■ What you will do:
From the entries that follow, gather each line holding the word "text".

■ Items:
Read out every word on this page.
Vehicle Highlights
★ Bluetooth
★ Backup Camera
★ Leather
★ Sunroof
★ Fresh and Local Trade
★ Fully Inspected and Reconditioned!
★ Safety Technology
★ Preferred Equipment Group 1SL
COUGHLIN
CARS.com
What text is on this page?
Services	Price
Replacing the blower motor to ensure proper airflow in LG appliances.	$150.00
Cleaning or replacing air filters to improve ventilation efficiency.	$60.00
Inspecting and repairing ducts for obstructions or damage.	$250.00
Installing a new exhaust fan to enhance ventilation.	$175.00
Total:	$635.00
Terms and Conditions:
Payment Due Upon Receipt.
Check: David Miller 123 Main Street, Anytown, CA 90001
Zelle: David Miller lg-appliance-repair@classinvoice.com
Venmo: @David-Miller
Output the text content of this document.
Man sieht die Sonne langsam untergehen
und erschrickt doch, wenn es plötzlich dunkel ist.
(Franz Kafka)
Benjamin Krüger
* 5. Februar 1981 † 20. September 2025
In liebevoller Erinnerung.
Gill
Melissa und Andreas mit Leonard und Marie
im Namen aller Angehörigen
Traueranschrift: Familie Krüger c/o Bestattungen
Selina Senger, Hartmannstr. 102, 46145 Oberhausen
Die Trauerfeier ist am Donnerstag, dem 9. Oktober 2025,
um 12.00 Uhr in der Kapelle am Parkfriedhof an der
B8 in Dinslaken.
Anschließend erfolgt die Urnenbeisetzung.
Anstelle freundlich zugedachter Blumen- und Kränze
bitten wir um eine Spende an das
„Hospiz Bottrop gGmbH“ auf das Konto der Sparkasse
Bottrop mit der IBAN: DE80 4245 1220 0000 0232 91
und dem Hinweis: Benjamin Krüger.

■ Answer to the problem:
What text is on this page?
Output the text content of this document.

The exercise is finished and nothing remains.